[Element location data]
________________________________________
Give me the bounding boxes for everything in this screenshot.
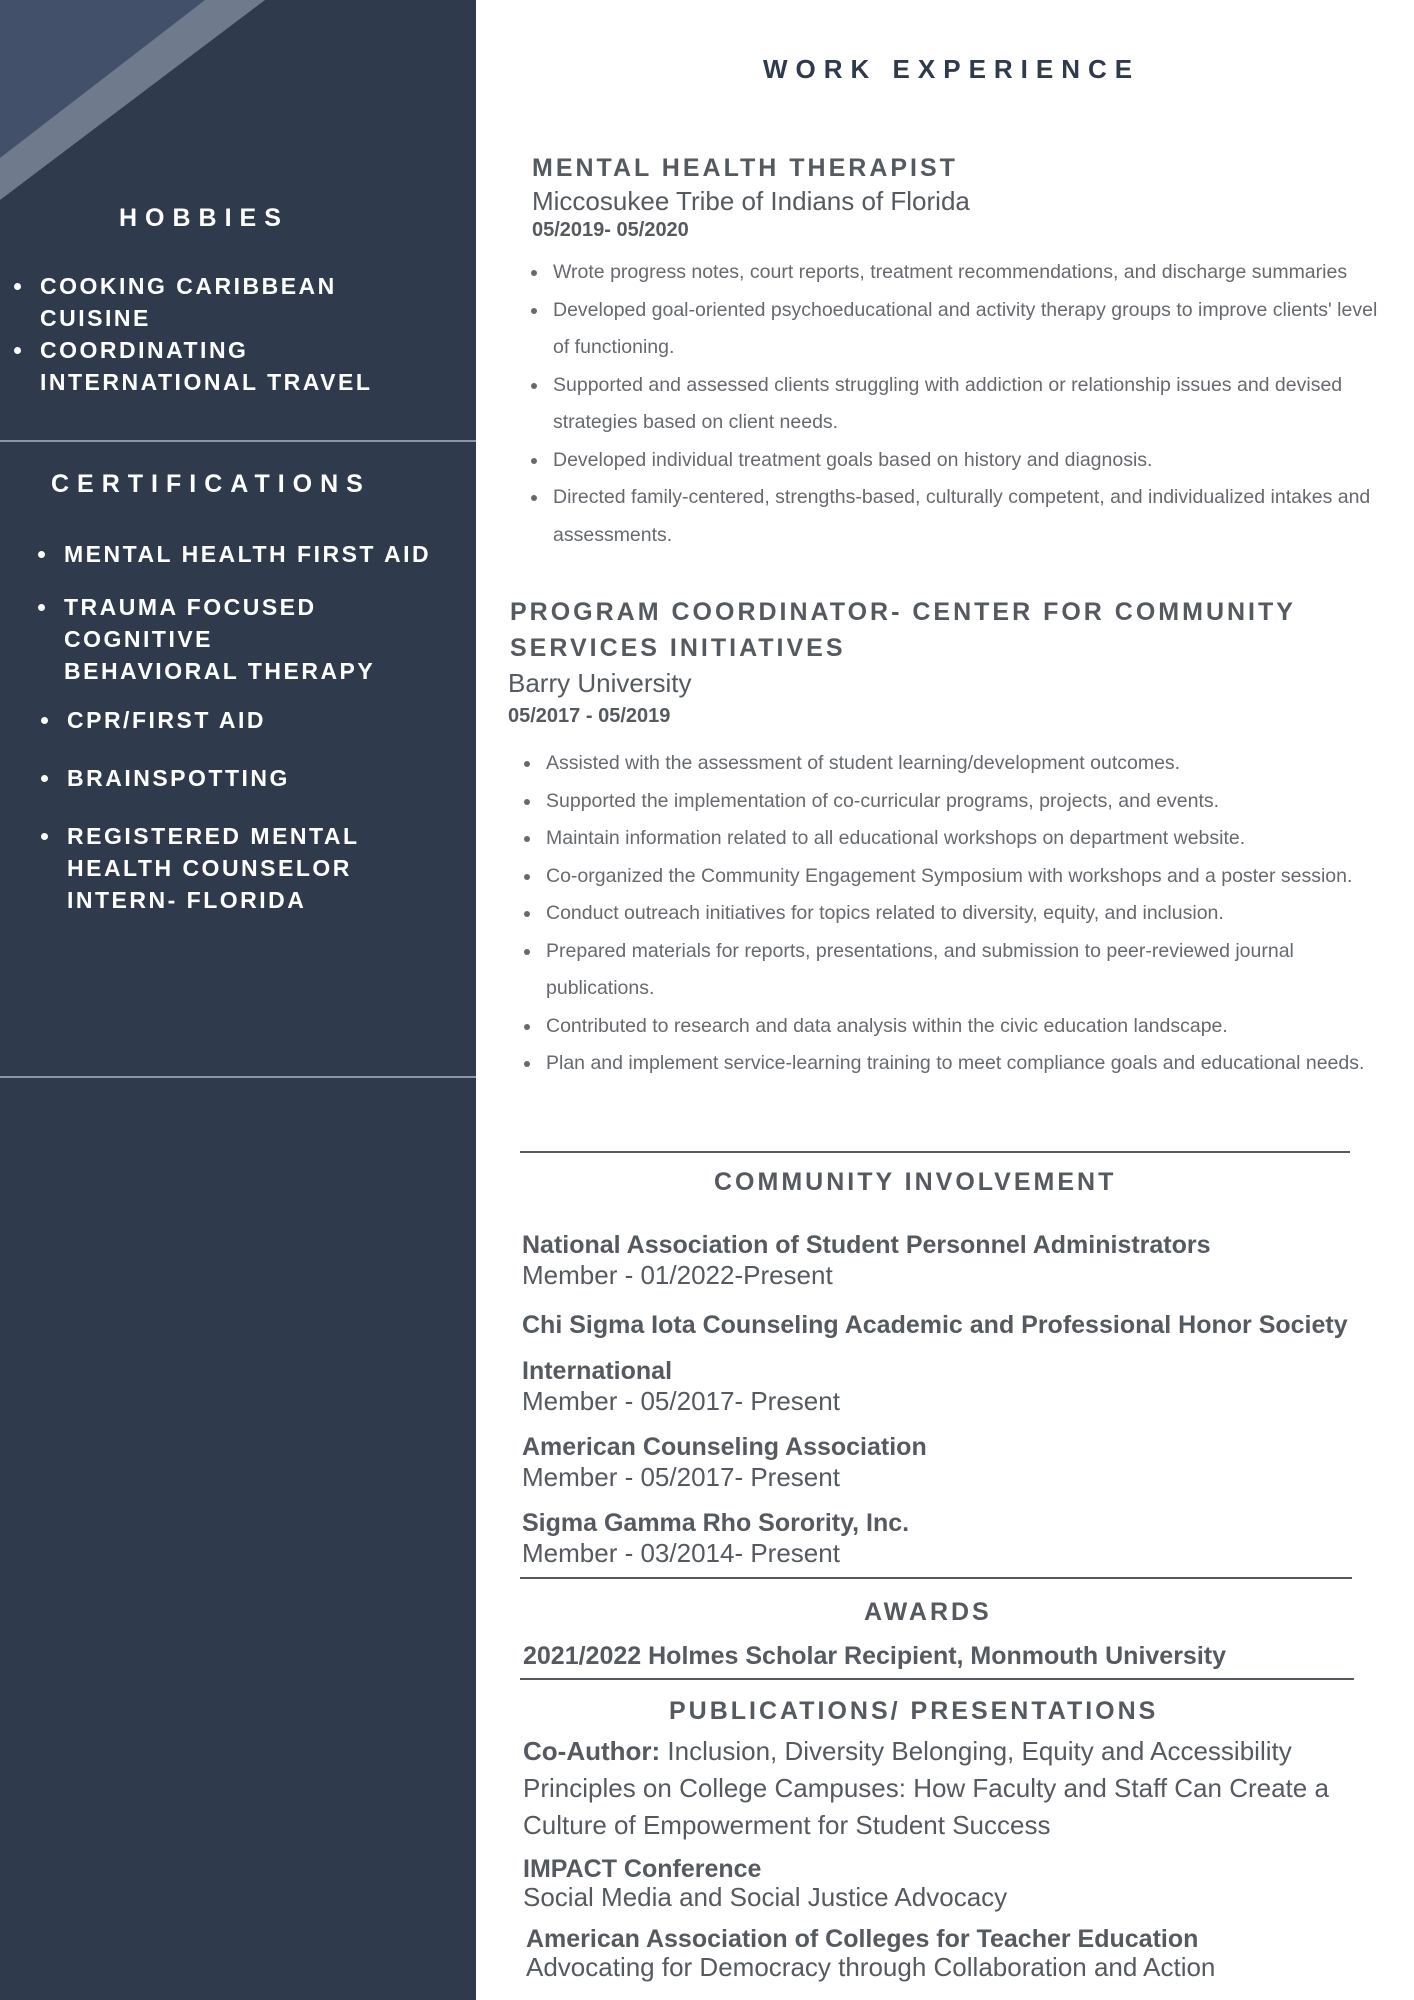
section-divider: [520, 1577, 1352, 1579]
community-item: [522, 1222, 1392, 1290]
community-item: [522, 1500, 1392, 1568]
coauthor-entry: [523, 1733, 1403, 1844]
presentation-topic: Advocating for Democracy through Collaboration and Action: [526, 1952, 1216, 1982]
coauthor-text: Inclusion, Diversity Belonging, Equity and Accessibility Principles on College Campuses: How Faculty and Staff Can Create a Culture of Empowerment for Student Success: [523, 1736, 1329, 1840]
community-org: Chi Sigma Iota Counseling Academic and Professional Honor Society International: [522, 1311, 1348, 1385]
job-bullet: Conduct outreach initiatives for topics related to diversity, equity, and inclusion.: [518, 895, 1398, 933]
job-organization: Miccosukee Tribe of Indians of Florida: [532, 186, 970, 216]
main-content: [476, 0, 1414, 2000]
community-role: Member - 05/2017- Present: [522, 1386, 840, 1416]
sidebar: [0, 0, 476, 2000]
community-role: Member - 05/2017- Present: [522, 1462, 840, 1492]
job-bullets: [518, 745, 1398, 1083]
job-title: MENTAL HEALTH THERAPIST: [532, 154, 958, 182]
sidebar-divider: [0, 440, 476, 442]
hobby-item: COOKING CARIBBEAN CUISINE: [10, 270, 450, 334]
publications-title: PUBLICATIONS/ PRESENTATIONS: [669, 1697, 1159, 1725]
job-entry: [532, 150, 1402, 244]
hobby-item: COORDINATING INTERNATIONAL TRAVEL: [10, 334, 450, 398]
hobbies-title: HOBBIES: [119, 204, 289, 232]
section-divider: [520, 1678, 1354, 1680]
presentation-venue: IMPACT Conference: [523, 1855, 762, 1883]
sidebar-divider: [0, 1076, 476, 1078]
job-dates: 05/2017 - 05/2019: [508, 705, 671, 727]
awards-title: AWARDS: [864, 1598, 992, 1626]
certification-item: REGISTERED MENTAL HEALTH COUNSELOR INTERN- FLORIDA: [37, 820, 387, 916]
community-org: Sigma Gamma Rho Sorority, Inc.: [522, 1509, 910, 1537]
community-item: [522, 1424, 1392, 1492]
job-dates: 05/2019- 05/2020: [532, 219, 689, 241]
presentation-venue: American Association of Colleges for Teacher Education: [526, 1925, 1199, 1953]
certification-item: TRAUMA FOCUSED COGNITIVE BEHAVIORAL THERAPY: [34, 591, 394, 687]
job-bullet: Assisted with the assessment of student learning/development outcomes.: [518, 745, 1398, 783]
community-item: [522, 1302, 1392, 1416]
job-organization: Barry University: [508, 668, 692, 698]
job-meta: [508, 668, 1368, 730]
work-experience-title: WORK EXPERIENCE: [763, 54, 1141, 84]
certifications-title: CERTIFICATIONS: [51, 470, 371, 498]
community-role: Member - 03/2014- Present: [522, 1538, 840, 1568]
job-bullet: Co-organized the Community Engagement Symposium with workshops and a poster session.: [518, 858, 1398, 896]
job-title: PROGRAM COORDINATOR- CENTER FOR COMMUNITY SERVICES INITIATIVES: [510, 598, 1296, 662]
job-bullet: Directed family-centered, strengths-based, culturally competent, and individualized intakes and assessments.: [525, 479, 1395, 554]
job-bullet: Prepared materials for reports, presentations, and submission to peer-reviewed journal publications.: [518, 933, 1398, 1008]
job-bullet: Supported and assessed clients struggling with addiction or relationship issues and devised strategies based on client needs.: [525, 367, 1395, 442]
job-bullet: Contributed to research and data analysis within the civic education landscape.: [518, 1008, 1398, 1046]
hobbies-list: [10, 270, 450, 398]
certification-item: MENTAL HEALTH FIRST AID: [34, 538, 454, 570]
presentation-item: [526, 1920, 1406, 1982]
community-title: COMMUNITY INVOLVEMENT: [714, 1168, 1117, 1196]
community-org: National Association of Student Personnel Administrators: [522, 1231, 1211, 1259]
presentation-item: [523, 1850, 1403, 1912]
community-list: [522, 1222, 1392, 1568]
job-bullet: Plan and implement service-learning training to meet compliance goals and educational needs.: [518, 1045, 1398, 1083]
job-bullet: Developed goal-oriented psychoeducational and activity therapy groups to improve clients' level of functioning.: [525, 292, 1395, 367]
job-bullet: Supported the implementation of co-curricular programs, projects, and events.: [518, 783, 1398, 821]
community-org: American Counseling Association: [522, 1433, 927, 1461]
coauthor-label: Co-Author:: [523, 1736, 661, 1766]
job-bullets: [525, 254, 1395, 554]
job-bullet: Maintain information related to all educational workshops on department website.: [518, 820, 1398, 858]
award-item: 2021/2022 Holmes Scholar Recipient, Monmouth University: [523, 1642, 1227, 1670]
certification-item: CPR/FIRST AID: [37, 704, 457, 736]
section-divider: [520, 1151, 1350, 1153]
certifications-list: [34, 538, 454, 916]
job-entry: [510, 594, 1370, 666]
community-role: Member - 01/2022-Present: [522, 1260, 833, 1290]
job-bullet: Wrote progress notes, court reports, treatment recommendations, and discharge summaries: [525, 254, 1395, 292]
presentation-topic: Social Media and Social Justice Advocacy: [523, 1882, 1008, 1912]
certification-item: BRAINSPOTTING: [37, 762, 457, 794]
job-bullet: Developed individual treatment goals based on history and diagnosis.: [525, 442, 1395, 480]
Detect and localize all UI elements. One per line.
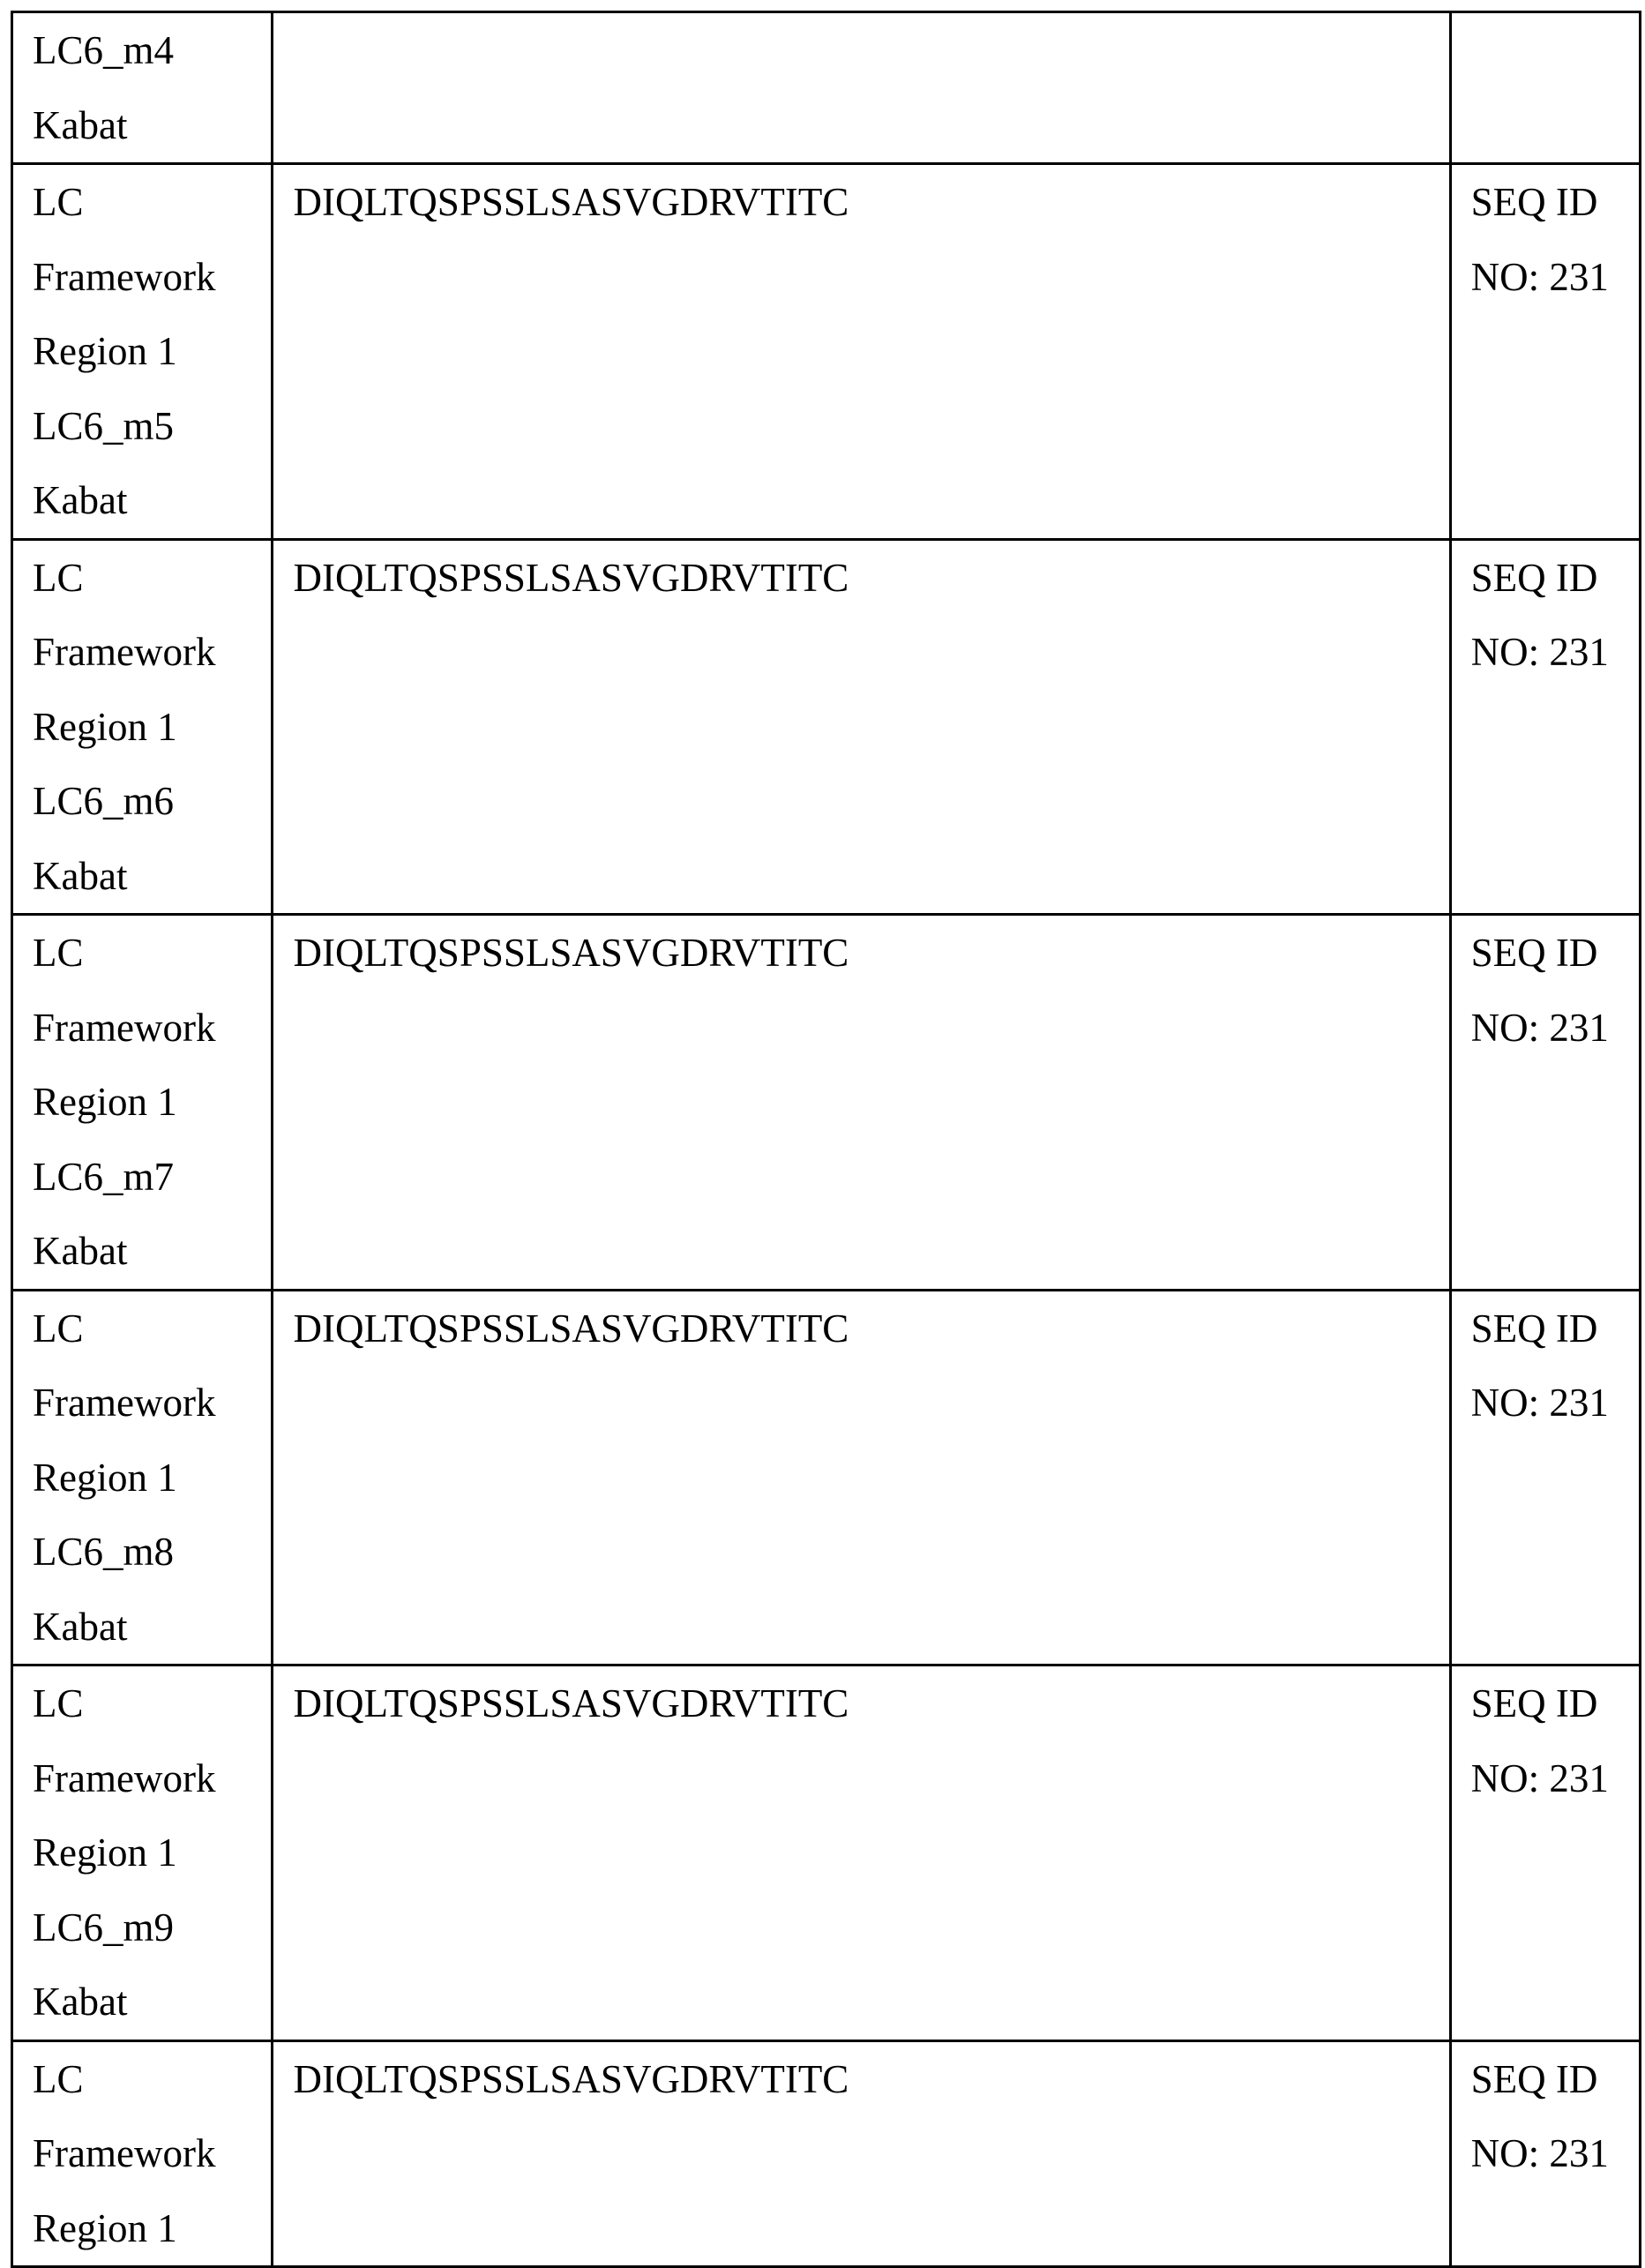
________________________________________
**WHAT TO WORK ON:** Copy out every line of the records above word for word, leaving out the pictures.

**TASK OUTPUT:**
Give me the bounding boxes for everything in this screenshot.
section-divider: [520, 1577, 1352, 1579]
community-item: [522, 1222, 1392, 1290]
community-item: [522, 1500, 1392, 1568]
coauthor-entry: [523, 1733, 1403, 1844]
presentation-topic: Advocating for Democracy through Collaboration and Action: [526, 1952, 1216, 1982]
coauthor-text: Inclusion, Diversity Belonging, Equity and Accessibility Principles on College Campuses: How Faculty and Staff Can Create a Culture of Empowerment for Student Success: [523, 1736, 1329, 1840]
community-org: Chi Sigma Iota Counseling Academic and Professional Honor Society International: [522, 1311, 1348, 1385]
job-bullet: Conduct outreach initiatives for topics related to diversity, equity, and inclusion.: [518, 895, 1398, 933]
job-organization: Miccosukee Tribe of Indians of Florida: [532, 186, 970, 216]
main-content: [476, 0, 1414, 2000]
community-role: Member - 05/2017- Present: [522, 1386, 840, 1416]
sidebar: [0, 0, 476, 2000]
community-role: Member - 05/2017- Present: [522, 1462, 840, 1492]
job-bullets: [518, 745, 1398, 1083]
job-title: MENTAL HEALTH THERAPIST: [532, 154, 958, 182]
sidebar-divider: [0, 440, 476, 442]
hobby-item: COOKING CARIBBEAN CUISINE: [10, 270, 450, 334]
publications-title: PUBLICATIONS/ PRESENTATIONS: [669, 1697, 1159, 1725]
job-entry: [532, 150, 1402, 244]
hobby-item: COORDINATING INTERNATIONAL TRAVEL: [10, 334, 450, 398]
hobbies-title: HOBBIES: [119, 204, 289, 232]
section-divider: [520, 1678, 1354, 1680]
presentation-venue: IMPACT Conference: [523, 1855, 762, 1883]
sidebar-divider: [0, 1076, 476, 1078]
job-dates: 05/2017 - 05/2019: [508, 705, 671, 727]
awards-title: AWARDS: [864, 1598, 992, 1626]
certification-item: REGISTERED MENTAL HEALTH COUNSELOR INTERN- FLORIDA: [37, 820, 387, 916]
community-org: Sigma Gamma Rho Sorority, Inc.: [522, 1509, 910, 1537]
community-item: [522, 1424, 1392, 1492]
job-dates: 05/2019- 05/2020: [532, 219, 689, 241]
presentation-venue: American Association of Colleges for Teacher Education: [526, 1925, 1199, 1953]
certification-item: TRAUMA FOCUSED COGNITIVE BEHAVIORAL THERAPY: [34, 591, 394, 687]
job-bullet: Assisted with the assessment of student learning/development outcomes.: [518, 745, 1398, 783]
community-item: [522, 1302, 1392, 1416]
job-organization: Barry University: [508, 668, 692, 698]
job-meta: [508, 668, 1368, 730]
work-experience-title: WORK EXPERIENCE: [763, 54, 1141, 84]
certifications-title: CERTIFICATIONS: [51, 470, 371, 498]
community-role: Member - 03/2014- Present: [522, 1538, 840, 1568]
job-bullet: Co-organized the Community Engagement Symposium with workshops and a poster session.: [518, 858, 1398, 896]
job-title: PROGRAM COORDINATOR- CENTER FOR COMMUNITY SERVICES INITIATIVES: [510, 598, 1296, 662]
job-bullet: Directed family-centered, strengths-based, culturally competent, and individualized intakes and assessments.: [525, 479, 1395, 554]
job-bullet: Prepared materials for reports, presentations, and submission to peer-reviewed journal publications.: [518, 933, 1398, 1008]
job-bullet: Supported and assessed clients struggling with addiction or relationship issues and devised strategies based on client needs.: [525, 367, 1395, 442]
job-bullet: Contributed to research and data analysis within the civic education landscape.: [518, 1008, 1398, 1046]
hobbies-list: [10, 270, 450, 398]
certification-item: MENTAL HEALTH FIRST AID: [34, 538, 454, 570]
presentation-item: [526, 1920, 1406, 1982]
community-title: COMMUNITY INVOLVEMENT: [714, 1168, 1117, 1196]
community-org: National Association of Student Personnel Administrators: [522, 1231, 1211, 1259]
presentation-item: [523, 1850, 1403, 1912]
community-list: [522, 1222, 1392, 1568]
job-bullet: Plan and implement service-learning training to meet compliance goals and educational needs.: [518, 1045, 1398, 1083]
job-bullet: Developed goal-oriented psychoeducational and activity therapy groups to improve clients' level of functioning.: [525, 292, 1395, 367]
job-bullet: Supported the implementation of co-curricular programs, projects, and events.: [518, 783, 1398, 821]
community-org: American Counseling Association: [522, 1433, 927, 1461]
coauthor-label: Co-Author:: [523, 1736, 661, 1766]
job-bullets: [525, 254, 1395, 554]
job-bullet: Maintain information related to all educational workshops on department website.: [518, 820, 1398, 858]
award-item: 2021/2022 Holmes Scholar Recipient, Monmouth University: [523, 1642, 1227, 1670]
certification-item: CPR/FIRST AID: [37, 704, 457, 736]
section-divider: [520, 1151, 1350, 1153]
certifications-list: [34, 538, 454, 916]
job-entry: [510, 594, 1370, 666]
community-role: Member - 01/2022-Present: [522, 1260, 833, 1290]
job-bullet: Wrote progress notes, court reports, treatment recommendations, and discharge summaries: [525, 254, 1395, 292]
presentation-topic: Social Media and Social Justice Advocacy: [523, 1882, 1008, 1912]
certification-item: BRAINSPOTTING: [37, 762, 457, 794]
job-bullet: Developed individual treatment goals based on history and diagnosis.: [525, 442, 1395, 480]
Detect and localize all UI elements. One per line.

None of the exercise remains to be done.